■ **EXERCISE DETAILS**
Using the records below, locate all lines containing "Hazelnut" and return them.

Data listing
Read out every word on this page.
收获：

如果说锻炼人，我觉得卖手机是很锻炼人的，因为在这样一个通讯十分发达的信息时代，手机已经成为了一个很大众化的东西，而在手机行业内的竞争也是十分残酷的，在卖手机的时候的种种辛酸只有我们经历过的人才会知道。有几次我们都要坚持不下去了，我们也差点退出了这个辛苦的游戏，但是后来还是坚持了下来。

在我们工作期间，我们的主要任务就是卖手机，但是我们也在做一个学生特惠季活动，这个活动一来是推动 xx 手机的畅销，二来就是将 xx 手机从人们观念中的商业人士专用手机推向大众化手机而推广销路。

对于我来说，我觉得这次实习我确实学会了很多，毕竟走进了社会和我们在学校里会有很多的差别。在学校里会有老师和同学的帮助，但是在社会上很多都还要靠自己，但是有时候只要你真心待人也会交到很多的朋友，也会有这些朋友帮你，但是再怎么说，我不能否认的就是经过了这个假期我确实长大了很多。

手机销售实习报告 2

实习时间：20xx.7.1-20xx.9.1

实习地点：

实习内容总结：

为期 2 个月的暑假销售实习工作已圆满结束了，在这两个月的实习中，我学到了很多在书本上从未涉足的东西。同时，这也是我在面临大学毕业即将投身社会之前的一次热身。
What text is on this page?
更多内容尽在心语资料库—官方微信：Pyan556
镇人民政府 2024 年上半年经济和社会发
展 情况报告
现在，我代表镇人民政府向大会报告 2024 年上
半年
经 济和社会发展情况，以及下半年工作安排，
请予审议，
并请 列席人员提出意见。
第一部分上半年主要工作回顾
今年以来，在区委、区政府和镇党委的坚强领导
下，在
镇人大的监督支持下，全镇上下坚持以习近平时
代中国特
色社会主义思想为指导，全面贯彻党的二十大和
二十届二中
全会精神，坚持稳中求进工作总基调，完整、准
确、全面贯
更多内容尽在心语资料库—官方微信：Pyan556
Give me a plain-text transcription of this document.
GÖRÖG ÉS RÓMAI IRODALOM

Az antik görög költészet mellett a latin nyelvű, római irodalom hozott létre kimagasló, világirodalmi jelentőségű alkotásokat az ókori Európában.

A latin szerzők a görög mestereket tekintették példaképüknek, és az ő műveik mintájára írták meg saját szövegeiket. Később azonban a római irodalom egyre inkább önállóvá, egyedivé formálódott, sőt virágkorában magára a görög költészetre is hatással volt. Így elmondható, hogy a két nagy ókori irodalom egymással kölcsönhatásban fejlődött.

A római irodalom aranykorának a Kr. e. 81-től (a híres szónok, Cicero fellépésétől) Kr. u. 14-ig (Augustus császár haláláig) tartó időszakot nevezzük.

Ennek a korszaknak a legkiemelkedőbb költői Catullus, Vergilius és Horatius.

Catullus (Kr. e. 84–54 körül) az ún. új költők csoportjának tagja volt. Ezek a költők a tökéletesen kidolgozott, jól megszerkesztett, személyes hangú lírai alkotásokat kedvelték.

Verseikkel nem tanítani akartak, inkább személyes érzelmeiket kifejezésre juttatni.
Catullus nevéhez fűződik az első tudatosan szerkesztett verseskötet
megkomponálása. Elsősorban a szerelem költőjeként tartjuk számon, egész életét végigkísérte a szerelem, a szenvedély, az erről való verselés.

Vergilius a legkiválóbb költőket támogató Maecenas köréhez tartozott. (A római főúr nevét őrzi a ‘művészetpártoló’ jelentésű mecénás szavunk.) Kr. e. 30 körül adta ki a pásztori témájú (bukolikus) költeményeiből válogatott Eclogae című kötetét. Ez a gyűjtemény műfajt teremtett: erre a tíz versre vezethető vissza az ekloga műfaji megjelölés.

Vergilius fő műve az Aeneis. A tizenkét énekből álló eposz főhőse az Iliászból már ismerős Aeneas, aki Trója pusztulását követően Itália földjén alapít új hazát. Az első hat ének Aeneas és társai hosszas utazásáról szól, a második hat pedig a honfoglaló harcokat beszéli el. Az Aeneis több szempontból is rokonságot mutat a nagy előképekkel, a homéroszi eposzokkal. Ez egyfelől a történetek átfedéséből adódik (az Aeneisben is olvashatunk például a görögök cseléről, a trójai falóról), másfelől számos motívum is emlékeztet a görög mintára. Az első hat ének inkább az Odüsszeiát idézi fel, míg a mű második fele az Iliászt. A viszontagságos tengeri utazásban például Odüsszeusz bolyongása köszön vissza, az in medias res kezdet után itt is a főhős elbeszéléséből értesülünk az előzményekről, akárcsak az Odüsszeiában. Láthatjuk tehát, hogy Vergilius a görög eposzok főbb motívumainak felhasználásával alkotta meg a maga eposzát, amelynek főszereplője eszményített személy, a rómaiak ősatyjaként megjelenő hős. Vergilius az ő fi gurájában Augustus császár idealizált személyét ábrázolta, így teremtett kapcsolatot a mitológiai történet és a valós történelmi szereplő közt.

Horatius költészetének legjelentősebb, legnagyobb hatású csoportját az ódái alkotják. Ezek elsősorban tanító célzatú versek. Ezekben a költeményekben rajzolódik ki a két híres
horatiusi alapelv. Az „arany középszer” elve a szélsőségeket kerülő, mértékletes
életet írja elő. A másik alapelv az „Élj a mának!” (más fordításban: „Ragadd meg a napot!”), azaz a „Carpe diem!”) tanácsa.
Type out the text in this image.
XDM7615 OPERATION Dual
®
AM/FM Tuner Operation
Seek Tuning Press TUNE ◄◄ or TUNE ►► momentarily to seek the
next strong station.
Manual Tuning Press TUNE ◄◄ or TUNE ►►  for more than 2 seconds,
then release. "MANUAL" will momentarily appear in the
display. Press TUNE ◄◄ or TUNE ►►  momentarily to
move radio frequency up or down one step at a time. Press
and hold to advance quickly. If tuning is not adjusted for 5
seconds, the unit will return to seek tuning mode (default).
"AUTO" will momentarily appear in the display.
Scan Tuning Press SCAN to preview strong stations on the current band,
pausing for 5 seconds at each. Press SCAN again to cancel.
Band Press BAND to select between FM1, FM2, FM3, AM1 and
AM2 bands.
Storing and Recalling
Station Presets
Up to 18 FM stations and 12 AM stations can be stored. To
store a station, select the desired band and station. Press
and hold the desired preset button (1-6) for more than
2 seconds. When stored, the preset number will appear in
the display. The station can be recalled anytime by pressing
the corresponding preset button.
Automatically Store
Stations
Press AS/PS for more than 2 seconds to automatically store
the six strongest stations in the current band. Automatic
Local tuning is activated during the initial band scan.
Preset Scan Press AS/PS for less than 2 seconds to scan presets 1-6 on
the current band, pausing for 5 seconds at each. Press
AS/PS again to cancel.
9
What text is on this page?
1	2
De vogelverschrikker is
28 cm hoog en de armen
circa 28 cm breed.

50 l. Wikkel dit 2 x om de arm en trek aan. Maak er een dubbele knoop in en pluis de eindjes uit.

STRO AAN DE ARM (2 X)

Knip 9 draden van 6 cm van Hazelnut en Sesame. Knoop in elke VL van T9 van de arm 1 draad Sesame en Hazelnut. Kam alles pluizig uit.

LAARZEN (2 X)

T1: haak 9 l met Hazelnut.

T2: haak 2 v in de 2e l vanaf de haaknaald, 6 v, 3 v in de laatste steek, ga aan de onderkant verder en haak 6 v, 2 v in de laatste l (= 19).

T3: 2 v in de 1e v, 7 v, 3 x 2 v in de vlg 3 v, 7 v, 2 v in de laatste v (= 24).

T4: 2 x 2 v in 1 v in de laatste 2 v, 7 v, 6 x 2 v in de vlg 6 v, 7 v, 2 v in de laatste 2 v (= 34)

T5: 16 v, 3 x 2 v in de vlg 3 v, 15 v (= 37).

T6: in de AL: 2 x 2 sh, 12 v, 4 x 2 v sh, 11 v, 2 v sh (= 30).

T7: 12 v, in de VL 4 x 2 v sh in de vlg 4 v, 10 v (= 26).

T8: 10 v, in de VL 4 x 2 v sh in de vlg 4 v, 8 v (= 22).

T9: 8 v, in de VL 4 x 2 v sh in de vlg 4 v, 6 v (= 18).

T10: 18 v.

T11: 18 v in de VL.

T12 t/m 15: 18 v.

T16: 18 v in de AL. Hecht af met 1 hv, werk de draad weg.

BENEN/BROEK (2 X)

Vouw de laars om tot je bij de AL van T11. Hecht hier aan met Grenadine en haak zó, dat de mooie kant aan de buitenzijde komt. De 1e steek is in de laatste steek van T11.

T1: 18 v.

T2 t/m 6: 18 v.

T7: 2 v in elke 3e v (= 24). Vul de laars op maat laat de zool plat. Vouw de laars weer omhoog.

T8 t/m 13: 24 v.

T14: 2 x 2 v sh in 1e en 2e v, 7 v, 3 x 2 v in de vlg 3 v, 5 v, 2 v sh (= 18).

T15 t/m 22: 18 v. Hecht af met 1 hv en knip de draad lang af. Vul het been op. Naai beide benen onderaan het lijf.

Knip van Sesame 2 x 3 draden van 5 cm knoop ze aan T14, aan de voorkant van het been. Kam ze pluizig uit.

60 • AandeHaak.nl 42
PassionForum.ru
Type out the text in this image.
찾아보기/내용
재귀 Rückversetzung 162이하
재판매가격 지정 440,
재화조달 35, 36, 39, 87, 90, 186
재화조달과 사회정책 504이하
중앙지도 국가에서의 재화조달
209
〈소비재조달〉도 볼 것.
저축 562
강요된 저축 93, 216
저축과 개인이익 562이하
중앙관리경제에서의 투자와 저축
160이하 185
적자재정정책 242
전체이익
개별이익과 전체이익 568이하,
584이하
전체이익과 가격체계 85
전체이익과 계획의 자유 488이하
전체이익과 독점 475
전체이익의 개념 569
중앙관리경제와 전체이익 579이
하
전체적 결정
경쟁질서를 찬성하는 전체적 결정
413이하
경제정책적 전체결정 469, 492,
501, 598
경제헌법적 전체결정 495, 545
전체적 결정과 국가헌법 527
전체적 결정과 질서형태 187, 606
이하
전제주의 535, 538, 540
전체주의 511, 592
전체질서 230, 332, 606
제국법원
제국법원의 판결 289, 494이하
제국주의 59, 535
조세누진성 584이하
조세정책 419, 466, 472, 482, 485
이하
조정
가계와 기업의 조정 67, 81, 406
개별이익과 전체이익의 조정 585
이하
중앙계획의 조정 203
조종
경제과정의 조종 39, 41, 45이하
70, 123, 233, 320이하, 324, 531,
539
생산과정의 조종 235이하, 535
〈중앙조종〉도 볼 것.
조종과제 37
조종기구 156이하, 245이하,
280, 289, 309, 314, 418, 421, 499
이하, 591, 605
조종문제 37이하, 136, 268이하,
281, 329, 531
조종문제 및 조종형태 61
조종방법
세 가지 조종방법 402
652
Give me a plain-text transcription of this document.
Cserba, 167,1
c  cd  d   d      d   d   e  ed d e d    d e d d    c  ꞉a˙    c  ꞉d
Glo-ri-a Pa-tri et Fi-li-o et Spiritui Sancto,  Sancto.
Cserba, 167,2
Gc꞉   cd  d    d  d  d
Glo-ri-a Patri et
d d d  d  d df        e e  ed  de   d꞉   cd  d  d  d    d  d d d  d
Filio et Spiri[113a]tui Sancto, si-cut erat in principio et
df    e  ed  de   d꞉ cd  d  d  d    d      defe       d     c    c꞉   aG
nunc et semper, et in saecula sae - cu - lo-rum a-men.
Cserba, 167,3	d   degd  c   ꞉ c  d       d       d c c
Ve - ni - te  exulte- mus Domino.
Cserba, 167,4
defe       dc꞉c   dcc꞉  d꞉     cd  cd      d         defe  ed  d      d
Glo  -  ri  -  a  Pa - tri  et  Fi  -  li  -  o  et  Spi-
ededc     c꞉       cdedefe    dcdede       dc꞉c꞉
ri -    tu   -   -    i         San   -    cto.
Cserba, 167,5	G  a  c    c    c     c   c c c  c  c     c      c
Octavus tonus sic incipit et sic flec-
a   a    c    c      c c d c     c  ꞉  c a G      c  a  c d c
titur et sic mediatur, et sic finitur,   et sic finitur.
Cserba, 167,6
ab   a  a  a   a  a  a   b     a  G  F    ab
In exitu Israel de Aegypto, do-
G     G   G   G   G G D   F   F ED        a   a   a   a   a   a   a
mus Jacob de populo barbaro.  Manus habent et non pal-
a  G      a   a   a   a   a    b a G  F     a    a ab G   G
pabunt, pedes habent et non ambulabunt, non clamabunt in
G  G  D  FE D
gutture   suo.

■ **FINISHED TASK**
Knip 9 draden van 6 cm van Hazelnut en Sesame. Knoop in elke VL van T9 van de arm 1 draad Sesame en Hazelnut. Kam alles pluizig uit.
T1: haak 9 l met Hazelnut.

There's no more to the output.